Update the items from the line with "List all visible" to the line with "doors-value: 5 [383,30,397,54]", replacing "label" with "caption" and keeping everything else unchanged. Leave the pictures out of the answer.

#### DATASET EXTRACT
===============

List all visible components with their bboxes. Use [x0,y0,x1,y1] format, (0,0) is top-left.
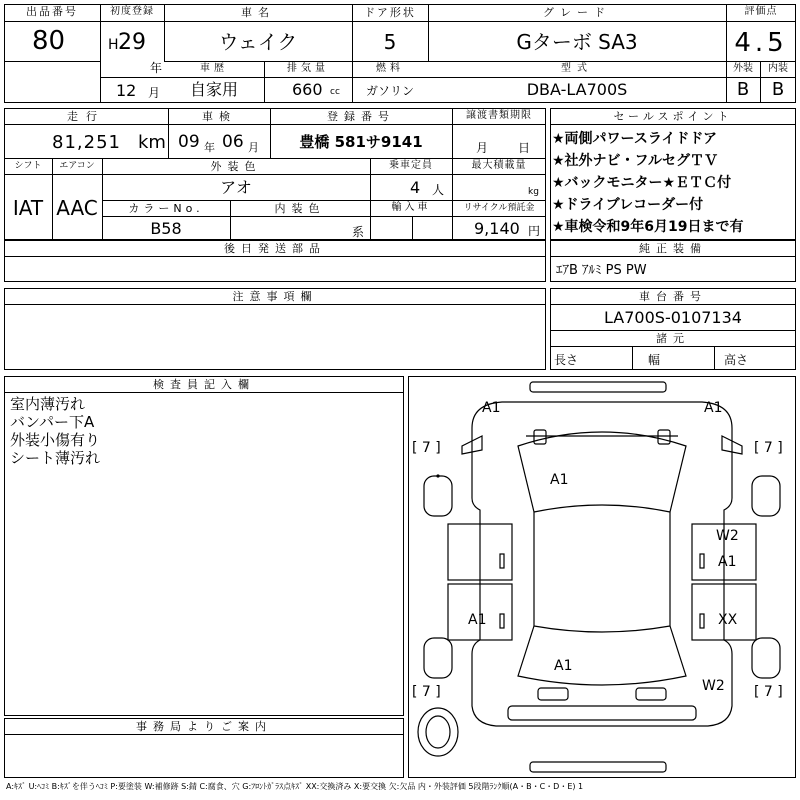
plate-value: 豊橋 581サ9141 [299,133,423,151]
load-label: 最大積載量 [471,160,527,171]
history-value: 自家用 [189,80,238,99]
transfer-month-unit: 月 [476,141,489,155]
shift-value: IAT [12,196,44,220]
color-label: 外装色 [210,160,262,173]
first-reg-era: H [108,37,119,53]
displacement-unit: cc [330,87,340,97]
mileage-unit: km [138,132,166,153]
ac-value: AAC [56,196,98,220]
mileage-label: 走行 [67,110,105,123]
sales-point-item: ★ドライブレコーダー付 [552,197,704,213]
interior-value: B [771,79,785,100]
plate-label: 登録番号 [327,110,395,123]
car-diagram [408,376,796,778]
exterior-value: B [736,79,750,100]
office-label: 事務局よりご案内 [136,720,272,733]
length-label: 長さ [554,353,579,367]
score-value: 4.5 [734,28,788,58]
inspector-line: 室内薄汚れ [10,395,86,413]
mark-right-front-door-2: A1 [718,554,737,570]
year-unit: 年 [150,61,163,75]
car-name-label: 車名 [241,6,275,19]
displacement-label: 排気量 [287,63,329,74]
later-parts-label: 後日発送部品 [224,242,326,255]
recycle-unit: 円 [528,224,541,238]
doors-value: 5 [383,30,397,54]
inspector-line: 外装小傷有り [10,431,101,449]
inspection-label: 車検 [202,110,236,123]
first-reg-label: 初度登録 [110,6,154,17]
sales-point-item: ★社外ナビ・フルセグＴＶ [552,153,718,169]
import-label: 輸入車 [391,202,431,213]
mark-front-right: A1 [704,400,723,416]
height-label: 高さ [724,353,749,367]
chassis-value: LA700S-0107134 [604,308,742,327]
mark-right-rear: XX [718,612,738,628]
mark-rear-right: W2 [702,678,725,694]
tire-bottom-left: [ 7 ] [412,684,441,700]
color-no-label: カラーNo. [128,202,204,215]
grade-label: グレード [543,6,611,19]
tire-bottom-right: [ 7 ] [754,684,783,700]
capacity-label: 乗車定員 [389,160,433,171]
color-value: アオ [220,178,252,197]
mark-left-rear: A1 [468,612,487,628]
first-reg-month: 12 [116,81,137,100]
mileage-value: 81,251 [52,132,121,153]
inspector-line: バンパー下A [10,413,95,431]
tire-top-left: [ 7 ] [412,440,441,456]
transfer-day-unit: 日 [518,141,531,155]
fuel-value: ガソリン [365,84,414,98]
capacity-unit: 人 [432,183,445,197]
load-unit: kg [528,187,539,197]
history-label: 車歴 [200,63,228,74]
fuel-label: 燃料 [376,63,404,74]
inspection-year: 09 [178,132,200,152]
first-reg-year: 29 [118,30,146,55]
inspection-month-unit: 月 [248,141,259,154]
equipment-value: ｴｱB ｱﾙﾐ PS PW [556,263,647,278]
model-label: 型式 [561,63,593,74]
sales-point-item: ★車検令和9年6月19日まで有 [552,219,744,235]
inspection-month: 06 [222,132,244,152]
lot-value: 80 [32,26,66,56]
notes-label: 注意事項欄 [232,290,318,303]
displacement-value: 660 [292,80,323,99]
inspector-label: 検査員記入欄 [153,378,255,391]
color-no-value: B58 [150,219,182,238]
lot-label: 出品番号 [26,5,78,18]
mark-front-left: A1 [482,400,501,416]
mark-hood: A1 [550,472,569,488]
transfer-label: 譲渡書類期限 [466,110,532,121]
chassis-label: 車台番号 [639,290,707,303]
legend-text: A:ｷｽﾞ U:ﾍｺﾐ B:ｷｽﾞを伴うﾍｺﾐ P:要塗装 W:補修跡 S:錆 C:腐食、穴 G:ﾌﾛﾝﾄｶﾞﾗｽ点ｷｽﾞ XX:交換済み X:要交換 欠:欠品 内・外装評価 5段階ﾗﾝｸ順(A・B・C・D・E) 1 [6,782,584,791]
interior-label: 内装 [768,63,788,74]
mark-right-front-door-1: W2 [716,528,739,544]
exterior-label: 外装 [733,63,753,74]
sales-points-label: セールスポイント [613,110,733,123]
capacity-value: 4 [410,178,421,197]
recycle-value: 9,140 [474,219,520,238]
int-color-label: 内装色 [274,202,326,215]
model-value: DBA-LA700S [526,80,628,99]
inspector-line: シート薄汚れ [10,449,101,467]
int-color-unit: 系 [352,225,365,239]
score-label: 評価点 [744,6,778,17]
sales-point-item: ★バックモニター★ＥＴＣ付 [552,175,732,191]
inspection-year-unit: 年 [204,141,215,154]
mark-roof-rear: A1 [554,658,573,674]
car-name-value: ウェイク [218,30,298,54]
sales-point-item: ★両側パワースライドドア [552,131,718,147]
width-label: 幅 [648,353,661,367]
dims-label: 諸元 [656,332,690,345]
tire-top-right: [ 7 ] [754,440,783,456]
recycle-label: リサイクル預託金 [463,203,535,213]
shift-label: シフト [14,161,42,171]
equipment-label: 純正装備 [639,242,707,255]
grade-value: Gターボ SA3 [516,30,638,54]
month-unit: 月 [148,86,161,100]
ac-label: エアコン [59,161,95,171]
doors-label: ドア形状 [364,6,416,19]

===============

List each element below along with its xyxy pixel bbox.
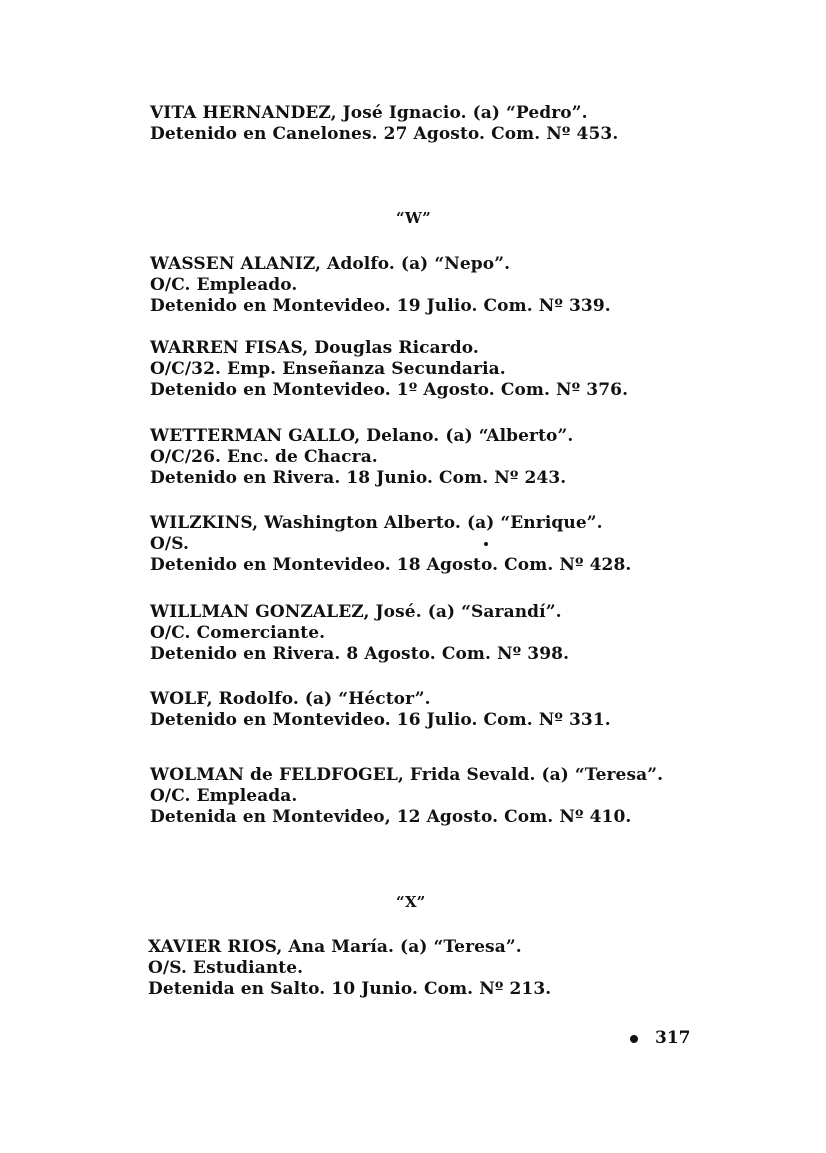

===============

#### ANSWER IN FULL
List all visible components with their bboxes. Use [x0,y0,x1,y1] format, (0,0) is top-left.
plate-value: 豊橋 581サ9141 [299,133,423,151]
load-caption: 最大積載量 [471,160,527,171]
history-value: 自家用 [189,80,238,99]
transfer-month-unit: 月 [476,141,489,155]
shift-value: IAT [12,196,44,220]
color-caption: 外装色 [210,160,262,173]
first-reg-era: H [108,37,119,53]
displacement-unit: cc [330,87,340,97]
mileage-unit: km [138,132,166,153]
ac-value: AAC [56,196,98,220]
mileage-caption: 走行 [67,110,105,123]
sales-point-item: ★ドライブレコーダー付 [552,197,704,213]
interior-value: B [771,79,785,100]
plate-caption: 登録番号 [327,110,395,123]
car-diagram [408,376,796,778]
exterior-value: B [736,79,750,100]
office-caption: 事務局よりご案内 [136,720,272,733]
length-caption: 長さ [554,353,579,367]
score-value: 4.5 [734,28,788,58]
inspector-line: 室内薄汚れ [10,395,86,413]
mark-right-front-door-2: A1 [718,554,737,570]
year-unit: 年 [150,61,163,75]
car-name-caption: 車名 [241,6,275,19]
displacement-caption: 排気量 [287,63,329,74]
later-parts-caption: 後日発送部品 [224,242,326,255]
recycle-unit: 円 [528,224,541,238]
doors-value: 5 [383,30,397,54]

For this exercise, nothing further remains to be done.